Set down every entry word for word. Omit the pictures.

### Recorded data
+ + + + +

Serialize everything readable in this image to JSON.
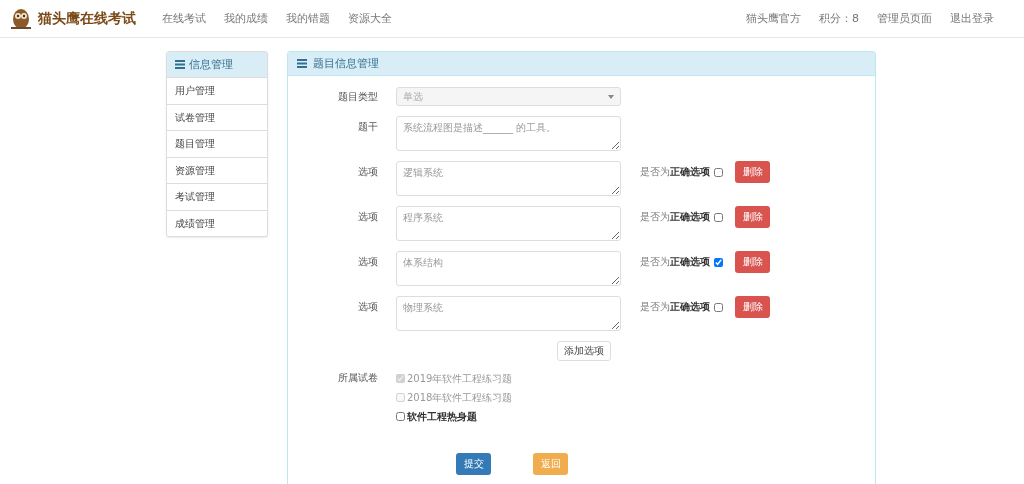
{
  "brand": {
    "title": "猫头鹰在线考试"
  },
  "nav": [
    {
      "label": "在线考试"
    },
    {
      "label": "我的成绩"
    },
    {
      "label": "我的错题"
    },
    {
      "label": "资源大全"
    }
  ],
  "nav_right": [
    {
      "label": "猫头鹰官方"
    },
    {
      "label": "积分：8"
    },
    {
      "label": "管理员页面"
    },
    {
      "label": "退出登录"
    }
  ],
  "sidebar": {
    "title": "信息管理",
    "items": [
      {
        "label": "用户管理"
      },
      {
        "label": "试卷管理"
      },
      {
        "label": "题目管理"
      },
      {
        "label": "资源管理"
      },
      {
        "label": "考试管理"
      },
      {
        "label": "成绩管理"
      }
    ]
  },
  "panel": {
    "title": "题目信息管理"
  },
  "form": {
    "type_label": "题目类型",
    "type_value": "单选",
    "stem_label": "题干",
    "stem_value": "系统流程图是描述______ 的工具。",
    "options": [
      {
        "label": "选项",
        "value": "逻辑系统",
        "correct_prefix": "是否为",
        "correct_label": "正确选项",
        "checked": false,
        "delete": "删除"
      },
      {
        "label": "选项",
        "value": "程序系统",
        "correct_prefix": "是否为",
        "correct_label": "正确选项",
        "checked": false,
        "delete": "删除"
      },
      {
        "label": "选项",
        "value": "体系结构",
        "correct_prefix": "是否为",
        "correct_label": "正确选项",
        "checked": true,
        "delete": "删除"
      },
      {
        "label": "选项",
        "value": "物理系统",
        "correct_prefix": "是否为",
        "correct_label": "正确选项",
        "checked": false,
        "delete": "删除"
      }
    ],
    "add_option": "添加选项",
    "papers_label": "所属试卷",
    "papers": [
      {
        "label": "2019年软件工程练习题",
        "checked": true,
        "disabled": true
      },
      {
        "label": "2018年软件工程练习题",
        "checked": false,
        "disabled": true
      },
      {
        "label": "软件工程热身题",
        "checked": false,
        "disabled": false
      }
    ],
    "submit": "提交",
    "back": "返回"
  }
}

+ + + + +

### Task answer
Serialize everything readable in this image to JSON.
{
  "brand": {
    "title": "猫头鹰在线考试"
  },
  "nav": [
    {
      "label": "在线考试"
    },
    {
      "label": "我的成绩"
    },
    {
      "label": "我的错题"
    },
    {
      "label": "资源大全"
    }
  ],
  "nav_right": [
    {
      "label": "猫头鹰官方"
    },
    {
      "label": "积分：8"
    },
    {
      "label": "管理员页面"
    },
    {
      "label": "退出登录"
    }
  ],
  "sidebar": {
    "title": "信息管理",
    "items": [
      {
        "label": "用户管理"
      },
      {
        "label": "试卷管理"
      },
      {
        "label": "题目管理"
      },
      {
        "label": "资源管理"
      },
      {
        "label": "考试管理"
      },
      {
        "label": "成绩管理"
      }
    ]
  },
  "panel": {
    "title": "题目信息管理"
  },
  "form": {
    "type_label": "题目类型",
    "type_value": "单选",
    "stem_label": "题干",
    "stem_value": "系统流程图是描述______ 的工具。",
    "options": [
      {
        "label": "选项",
        "value": "逻辑系统",
        "correct_prefix": "是否为",
        "correct_label": "正确选项",
        "checked": false,
        "delete": "删除"
      },
      {
        "label": "选项",
        "value": "程序系统",
        "correct_prefix": "是否为",
        "correct_label": "正确选项",
        "checked": false,
        "delete": "删除"
      },
      {
        "label": "选项",
        "value": "体系结构",
        "correct_prefix": "是否为",
        "correct_label": "正确选项",
        "checked": true,
        "delete": "删除"
      },
      {
        "label": "选项",
        "value": "物理系统",
        "correct_prefix": "是否为",
        "correct_label": "正确选项",
        "checked": false,
        "delete": "删除"
      }
    ],
    "add_option": "添加选项",
    "papers_label": "所属试卷",
    "papers": [
      {
        "label": "2019年软件工程练习题",
        "checked": true,
        "disabled": true
      },
      {
        "label": "2018年软件工程练习题",
        "checked": false,
        "disabled": true
      },
      {
        "label": "软件工程热身题",
        "checked": false,
        "disabled": false
      }
    ],
    "submit": "提交",
    "back": "返回"
  }
}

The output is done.